### Short task
The complete listing should be restated exactly.

### Raw records
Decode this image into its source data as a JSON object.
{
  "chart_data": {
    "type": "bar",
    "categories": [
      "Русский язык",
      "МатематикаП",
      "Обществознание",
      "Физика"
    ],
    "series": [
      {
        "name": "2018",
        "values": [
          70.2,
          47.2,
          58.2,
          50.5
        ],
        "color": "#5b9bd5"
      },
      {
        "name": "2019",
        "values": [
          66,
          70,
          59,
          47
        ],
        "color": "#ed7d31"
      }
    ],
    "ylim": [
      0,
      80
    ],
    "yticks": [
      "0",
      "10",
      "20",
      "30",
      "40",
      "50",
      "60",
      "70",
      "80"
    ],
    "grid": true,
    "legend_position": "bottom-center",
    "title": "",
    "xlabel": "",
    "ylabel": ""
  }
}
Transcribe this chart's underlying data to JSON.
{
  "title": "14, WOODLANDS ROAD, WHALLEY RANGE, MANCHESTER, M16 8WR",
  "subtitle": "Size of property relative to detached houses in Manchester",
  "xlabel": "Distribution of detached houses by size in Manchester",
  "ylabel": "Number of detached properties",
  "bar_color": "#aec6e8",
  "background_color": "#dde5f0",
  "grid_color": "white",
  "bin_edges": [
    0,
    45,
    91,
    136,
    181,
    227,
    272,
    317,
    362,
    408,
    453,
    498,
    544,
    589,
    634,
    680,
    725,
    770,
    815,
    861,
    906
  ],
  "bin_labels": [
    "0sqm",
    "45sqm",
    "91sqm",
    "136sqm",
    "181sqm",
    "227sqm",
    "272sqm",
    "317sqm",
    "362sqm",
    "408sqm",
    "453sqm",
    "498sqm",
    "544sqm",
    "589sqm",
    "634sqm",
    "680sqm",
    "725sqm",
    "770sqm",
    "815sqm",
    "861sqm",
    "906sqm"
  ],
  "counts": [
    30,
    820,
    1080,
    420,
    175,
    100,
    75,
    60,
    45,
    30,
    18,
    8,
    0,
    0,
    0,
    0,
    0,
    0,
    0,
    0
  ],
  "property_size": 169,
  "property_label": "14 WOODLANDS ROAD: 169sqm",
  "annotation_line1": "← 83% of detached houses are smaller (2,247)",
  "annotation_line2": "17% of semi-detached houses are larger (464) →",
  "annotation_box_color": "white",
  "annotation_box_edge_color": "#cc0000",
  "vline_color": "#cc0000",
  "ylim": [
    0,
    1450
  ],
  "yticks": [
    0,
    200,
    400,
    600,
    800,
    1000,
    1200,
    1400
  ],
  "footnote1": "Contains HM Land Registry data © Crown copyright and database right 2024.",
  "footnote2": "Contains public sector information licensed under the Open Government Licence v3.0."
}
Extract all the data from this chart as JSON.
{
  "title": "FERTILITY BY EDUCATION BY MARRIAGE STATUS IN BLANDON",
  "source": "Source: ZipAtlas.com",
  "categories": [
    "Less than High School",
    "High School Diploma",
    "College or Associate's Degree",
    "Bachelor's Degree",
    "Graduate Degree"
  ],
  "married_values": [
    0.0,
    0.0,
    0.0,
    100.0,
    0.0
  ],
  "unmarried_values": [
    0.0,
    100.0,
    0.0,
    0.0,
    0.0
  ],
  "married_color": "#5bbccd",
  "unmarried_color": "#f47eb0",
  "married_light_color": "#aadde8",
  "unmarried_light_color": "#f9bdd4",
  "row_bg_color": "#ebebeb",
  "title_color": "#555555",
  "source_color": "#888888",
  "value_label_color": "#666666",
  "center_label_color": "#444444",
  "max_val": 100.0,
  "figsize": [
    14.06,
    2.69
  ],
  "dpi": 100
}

### Worked solution
Decode this image into its source data as a JSON object.
{
  "chart_data": {
    "type": "bar",
    "categories": [
      "Русский язык",
      "МатематикаП",
      "Обществознание",
      "Физика"
    ],
    "series": [
      {
        "name": "2018",
        "values": [
          70.2,
          47.2,
          58.2,
          50.5
        ],
        "color": "#5b9bd5"
      },
      {
        "name": "2019",
        "values": [
          66,
          70,
          59,
          47
        ],
        "color": "#ed7d31"
      }
    ],
    "ylim": [
      0,
      80
    ],
    "yticks": [
      "0",
      "10",
      "20",
      "30",
      "40",
      "50",
      "60",
      "70",
      "80"
    ],
    "grid": true,
    "legend_position": "bottom-center",
    "title": "",
    "xlabel": "",
    "ylabel": ""
  }
}
Transcribe this chart's underlying data to JSON.
{
  "title": "14, WOODLANDS ROAD, WHALLEY RANGE, MANCHESTER, M16 8WR",
  "subtitle": "Size of property relative to detached houses in Manchester",
  "xlabel": "Distribution of detached houses by size in Manchester",
  "ylabel": "Number of detached properties",
  "bar_color": "#aec6e8",
  "background_color": "#dde5f0",
  "grid_color": "white",
  "bin_edges": [
    0,
    45,
    91,
    136,
    181,
    227,
    272,
    317,
    362,
    408,
    453,
    498,
    544,
    589,
    634,
    680,
    725,
    770,
    815,
    861,
    906
  ],
  "bin_labels": [
    "0sqm",
    "45sqm",
    "91sqm",
    "136sqm",
    "181sqm",
    "227sqm",
    "272sqm",
    "317sqm",
    "362sqm",
    "408sqm",
    "453sqm",
    "498sqm",
    "544sqm",
    "589sqm",
    "634sqm",
    "680sqm",
    "725sqm",
    "770sqm",
    "815sqm",
    "861sqm",
    "906sqm"
  ],
  "counts": [
    30,
    820,
    1080,
    420,
    175,
    100,
    75,
    60,
    45,
    30,
    18,
    8,
    0,
    0,
    0,
    0,
    0,
    0,
    0,
    0
  ],
  "property_size": 169,
  "property_label": "14 WOODLANDS ROAD: 169sqm",
  "annotation_line1": "← 83% of detached houses are smaller (2,247)",
  "annotation_line2": "17% of semi-detached houses are larger (464) →",
  "annotation_box_color": "white",
  "annotation_box_edge_color": "#cc0000",
  "vline_color": "#cc0000",
  "ylim": [
    0,
    1450
  ],
  "yticks": [
    0,
    200,
    400,
    600,
    800,
    1000,
    1200,
    1400
  ],
  "footnote1": "Contains HM Land Registry data © Crown copyright and database right 2024.",
  "footnote2": "Contains public sector information licensed under the Open Government Licence v3.0."
}
Extract all the data from this chart as JSON.
{
  "title": "FERTILITY BY EDUCATION BY MARRIAGE STATUS IN BLANDON",
  "source": "Source: ZipAtlas.com",
  "categories": [
    "Less than High School",
    "High School Diploma",
    "College or Associate's Degree",
    "Bachelor's Degree",
    "Graduate Degree"
  ],
  "married_values": [
    0.0,
    0.0,
    0.0,
    100.0,
    0.0
  ],
  "unmarried_values": [
    0.0,
    100.0,
    0.0,
    0.0,
    0.0
  ],
  "married_color": "#5bbccd",
  "unmarried_color": "#f47eb0",
  "married_light_color": "#aadde8",
  "unmarried_light_color": "#f9bdd4",
  "row_bg_color": "#ebebeb",
  "title_color": "#555555",
  "source_color": "#888888",
  "value_label_color": "#666666",
  "center_label_color": "#444444",
  "max_val": 100.0,
  "figsize": [
    14.06,
    2.69
  ],
  "dpi": 100
}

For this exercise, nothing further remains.